(Listings of elements and regions)
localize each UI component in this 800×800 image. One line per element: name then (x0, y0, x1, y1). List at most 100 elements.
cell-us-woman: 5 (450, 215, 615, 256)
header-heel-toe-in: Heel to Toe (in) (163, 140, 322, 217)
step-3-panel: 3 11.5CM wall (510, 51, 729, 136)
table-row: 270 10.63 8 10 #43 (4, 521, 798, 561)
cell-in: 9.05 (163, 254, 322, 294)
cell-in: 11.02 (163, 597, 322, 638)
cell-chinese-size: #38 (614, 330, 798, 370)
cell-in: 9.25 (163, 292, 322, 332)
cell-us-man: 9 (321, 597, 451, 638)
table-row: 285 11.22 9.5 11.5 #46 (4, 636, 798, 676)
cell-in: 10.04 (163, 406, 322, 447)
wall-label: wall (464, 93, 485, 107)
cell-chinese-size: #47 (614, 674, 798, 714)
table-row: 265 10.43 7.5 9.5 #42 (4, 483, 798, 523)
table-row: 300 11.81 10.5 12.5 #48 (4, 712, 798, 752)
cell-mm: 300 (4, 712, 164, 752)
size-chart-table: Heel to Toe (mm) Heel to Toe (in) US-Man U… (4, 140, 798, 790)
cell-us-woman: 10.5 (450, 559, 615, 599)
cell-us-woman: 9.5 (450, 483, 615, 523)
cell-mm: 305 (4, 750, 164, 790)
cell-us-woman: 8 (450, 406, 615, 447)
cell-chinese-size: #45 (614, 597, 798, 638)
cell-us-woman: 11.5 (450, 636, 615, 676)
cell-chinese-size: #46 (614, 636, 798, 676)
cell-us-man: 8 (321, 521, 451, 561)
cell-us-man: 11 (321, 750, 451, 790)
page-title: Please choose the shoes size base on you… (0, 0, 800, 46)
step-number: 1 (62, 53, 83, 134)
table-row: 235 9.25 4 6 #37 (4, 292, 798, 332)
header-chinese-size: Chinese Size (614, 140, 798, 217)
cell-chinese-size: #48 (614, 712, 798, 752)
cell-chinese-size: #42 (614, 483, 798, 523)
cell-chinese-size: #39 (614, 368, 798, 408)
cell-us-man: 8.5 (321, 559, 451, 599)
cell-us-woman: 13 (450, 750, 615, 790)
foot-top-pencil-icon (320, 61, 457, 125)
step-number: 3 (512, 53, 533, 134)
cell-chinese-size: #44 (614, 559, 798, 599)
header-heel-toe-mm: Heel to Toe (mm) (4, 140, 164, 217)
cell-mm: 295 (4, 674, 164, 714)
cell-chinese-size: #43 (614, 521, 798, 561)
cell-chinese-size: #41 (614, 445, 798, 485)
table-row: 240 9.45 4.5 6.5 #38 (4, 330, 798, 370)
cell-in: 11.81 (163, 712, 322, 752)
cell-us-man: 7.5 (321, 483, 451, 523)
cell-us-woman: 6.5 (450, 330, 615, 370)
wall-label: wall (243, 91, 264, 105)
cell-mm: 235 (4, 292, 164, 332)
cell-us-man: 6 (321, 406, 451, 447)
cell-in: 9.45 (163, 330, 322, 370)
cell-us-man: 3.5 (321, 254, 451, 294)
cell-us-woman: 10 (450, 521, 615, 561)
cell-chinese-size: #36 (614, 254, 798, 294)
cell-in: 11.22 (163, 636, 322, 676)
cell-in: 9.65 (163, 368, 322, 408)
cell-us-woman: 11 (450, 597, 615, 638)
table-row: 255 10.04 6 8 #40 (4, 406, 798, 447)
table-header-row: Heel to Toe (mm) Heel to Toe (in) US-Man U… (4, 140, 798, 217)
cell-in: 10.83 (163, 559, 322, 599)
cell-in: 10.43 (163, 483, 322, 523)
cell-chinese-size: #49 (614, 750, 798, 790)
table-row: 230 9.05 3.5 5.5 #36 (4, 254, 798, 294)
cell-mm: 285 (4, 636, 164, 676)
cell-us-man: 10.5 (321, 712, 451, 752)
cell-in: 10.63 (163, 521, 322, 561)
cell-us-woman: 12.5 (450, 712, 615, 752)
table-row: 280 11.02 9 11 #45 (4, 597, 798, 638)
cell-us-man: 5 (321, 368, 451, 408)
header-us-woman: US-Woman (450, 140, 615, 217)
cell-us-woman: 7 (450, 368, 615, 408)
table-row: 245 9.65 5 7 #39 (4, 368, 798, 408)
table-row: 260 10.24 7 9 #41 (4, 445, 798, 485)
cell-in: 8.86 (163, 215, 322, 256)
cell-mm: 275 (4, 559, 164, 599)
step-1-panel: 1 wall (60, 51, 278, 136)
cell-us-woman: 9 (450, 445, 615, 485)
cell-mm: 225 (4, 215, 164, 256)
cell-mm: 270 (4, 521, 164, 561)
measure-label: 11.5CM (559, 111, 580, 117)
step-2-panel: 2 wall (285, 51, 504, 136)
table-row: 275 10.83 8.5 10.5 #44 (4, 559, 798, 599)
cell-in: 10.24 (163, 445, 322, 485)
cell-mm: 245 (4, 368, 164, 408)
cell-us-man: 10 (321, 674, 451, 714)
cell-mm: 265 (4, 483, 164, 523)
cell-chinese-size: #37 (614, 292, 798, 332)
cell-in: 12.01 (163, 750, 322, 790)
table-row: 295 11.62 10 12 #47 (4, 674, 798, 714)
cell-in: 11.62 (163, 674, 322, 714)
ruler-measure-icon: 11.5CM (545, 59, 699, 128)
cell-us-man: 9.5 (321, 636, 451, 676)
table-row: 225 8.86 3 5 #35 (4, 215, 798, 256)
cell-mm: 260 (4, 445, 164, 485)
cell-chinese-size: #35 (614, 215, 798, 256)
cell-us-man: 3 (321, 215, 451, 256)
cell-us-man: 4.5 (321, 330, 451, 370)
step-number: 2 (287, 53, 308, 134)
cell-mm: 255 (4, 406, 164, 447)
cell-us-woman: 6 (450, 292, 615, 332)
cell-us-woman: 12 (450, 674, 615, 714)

**TASK TO CARRY OUT**
Format all the lines of the material above as a numbered list, omitting any blank lines.

**EXPECTED ANSWER**
1. localize each UI component in this 800×800 image. One line per element: name then (x0, y0, x1, y1). List at most 100 elements.
2. cell-us-woman: 5 (450, 215, 615, 256)
3. header-heel-toe-in: Heel to Toe (in) (163, 140, 322, 217)
4. step-3-panel: 3 11.5CM wall (510, 51, 729, 136)
5. table-row: 270 10.63 8 10 #43 (4, 521, 798, 561)
6. cell-in: 9.05 (163, 254, 322, 294)
7. cell-in: 11.02 (163, 597, 322, 638)
8. cell-chinese-size: #38 (614, 330, 798, 370)
9. cell-in: 9.25 (163, 292, 322, 332)
10. cell-us-man: 9 (321, 597, 451, 638)
11. table-row: 285 11.22 9.5 11.5 #46 (4, 636, 798, 676)
12. cell-in: 10.04 (163, 406, 322, 447)
13. wall-label: wall (464, 93, 485, 107)
14. cell-chinese-size: #47 (614, 674, 798, 714)
15. table-row: 265 10.43 7.5 9.5 #42 (4, 483, 798, 523)
16. table-row: 300 11.81 10.5 12.5 #48 (4, 712, 798, 752)
17. cell-mm: 300 (4, 712, 164, 752)
18. size-chart-table: Heel to Toe (mm) Heel to Toe (in) US-Man U… (4, 140, 798, 790)
19. cell-us-woman: 10.5 (450, 559, 615, 599)
20. cell-us-woman: 9.5 (450, 483, 615, 523)
21. cell-mm: 305 (4, 750, 164, 790)
22. cell-us-woman: 8 (450, 406, 615, 447)
23. cell-chinese-size: #45 (614, 597, 798, 638)
24. cell-us-woman: 11.5 (450, 636, 615, 676)
25. cell-chinese-size: #46 (614, 636, 798, 676)
26. cell-us-man: 8 (321, 521, 451, 561)
27. cell-us-man: 11 (321, 750, 451, 790)
28. page-title: Please choose the shoes size base on you… (0, 0, 800, 46)
29. step-number: 1 (62, 53, 83, 134)
30. table-row: 235 9.25 4 6 #37 (4, 292, 798, 332)
31. header-chinese-size: Chinese Size (614, 140, 798, 217)
32. cell-chinese-size: #48 (614, 712, 798, 752)
33. cell-chinese-size: #42 (614, 483, 798, 523)
34. cell-chinese-size: #39 (614, 368, 798, 408)
35. cell-us-man: 8.5 (321, 559, 451, 599)
36. cell-us-woman: 13 (450, 750, 615, 790)
37. foot-top-pencil-icon (320, 61, 457, 125)
38. step-number: 3 (512, 53, 533, 134)
39. cell-chinese-size: #44 (614, 559, 798, 599)
40. header-heel-toe-mm: Heel to Toe (mm) (4, 140, 164, 217)
41. cell-mm: 295 (4, 674, 164, 714)
42. cell-chinese-size: #43 (614, 521, 798, 561)
43. cell-chinese-size: #41 (614, 445, 798, 485)
44. table-row: 240 9.45 4.5 6.5 #38 (4, 330, 798, 370)
45. cell-in: 11.81 (163, 712, 322, 752)
46. cell-us-man: 7.5 (321, 483, 451, 523)
47. cell-us-woman: 6.5 (450, 330, 615, 370)
48. wall-label: wall (243, 91, 264, 105)
49. cell-mm: 235 (4, 292, 164, 332)
50. cell-us-man: 6 (321, 406, 451, 447)
51. cell-in: 9.45 (163, 330, 322, 370)
52. cell-us-man: 3.5 (321, 254, 451, 294)
53. cell-us-woman: 10 (450, 521, 615, 561)
54. cell-chinese-size: #36 (614, 254, 798, 294)
55. cell-in: 11.22 (163, 636, 322, 676)
56. cell-in: 9.65 (163, 368, 322, 408)
57. cell-us-woman: 11 (450, 597, 615, 638)
58. table-row: 255 10.04 6 8 #40 (4, 406, 798, 447)
59. table-header-row: Heel to Toe (mm) Heel to Toe (in) US-Man U… (4, 140, 798, 217)
60. cell-in: 10.83 (163, 559, 322, 599)
61. cell-in: 10.43 (163, 483, 322, 523)
62. cell-chinese-size: #49 (614, 750, 798, 790)
63. table-row: 230 9.05 3.5 5.5 #36 (4, 254, 798, 294)
64. cell-mm: 285 (4, 636, 164, 676)
65. cell-us-man: 10.5 (321, 712, 451, 752)
66. cell-in: 10.63 (163, 521, 322, 561)
67. cell-us-woman: 12.5 (450, 712, 615, 752)
68. table-row: 280 11.02 9 11 #45 (4, 597, 798, 638)
69. cell-us-man: 5 (321, 368, 451, 408)
70. header-us-woman: US-Woman (450, 140, 615, 217)
71. cell-us-woman: 7 (450, 368, 615, 408)
72. table-row: 245 9.65 5 7 #39 (4, 368, 798, 408)
73. table-row: 260 10.24 7 9 #41 (4, 445, 798, 485)
74. cell-in: 8.86 (163, 215, 322, 256)
75. cell-mm: 275 (4, 559, 164, 599)
76. step-1-panel: 1 wall (60, 51, 278, 136)
77. cell-us-woman: 9 (450, 445, 615, 485)
78. cell-mm: 225 (4, 215, 164, 256)
79. cell-mm: 270 (4, 521, 164, 561)
80. measure-label: 11.5CM (559, 111, 580, 117)
81. step-2-panel: 2 wall (285, 51, 504, 136)
82. table-row: 275 10.83 8.5 10.5 #44 (4, 559, 798, 599)
83. cell-in: 10.24 (163, 445, 322, 485)
84. cell-mm: 245 (4, 368, 164, 408)
85. cell-us-man: 10 (321, 674, 451, 714)
86. cell-mm: 265 (4, 483, 164, 523)
87. cell-chinese-size: #37 (614, 292, 798, 332)
88. cell-in: 12.01 (163, 750, 322, 790)
89. table-row: 295 11.62 10 12 #47 (4, 674, 798, 714)
90. cell-in: 11.62 (163, 674, 322, 714)
91. ruler-measure-icon: 11.5CM (545, 59, 699, 128)
92. cell-us-man: 9.5 (321, 636, 451, 676)
93. table-row: 225 8.86 3 5 #35 (4, 215, 798, 256)
94. cell-mm: 260 (4, 445, 164, 485)
95. cell-chinese-size: #35 (614, 215, 798, 256)
96. cell-us-man: 3 (321, 215, 451, 256)
97. cell-us-man: 4.5 (321, 330, 451, 370)
98. step-number: 2 (287, 53, 308, 134)
99. cell-mm: 255 (4, 406, 164, 447)
100. cell-us-woman: 6 (450, 292, 615, 332)
101. cell-us-woman: 12 (450, 674, 615, 714)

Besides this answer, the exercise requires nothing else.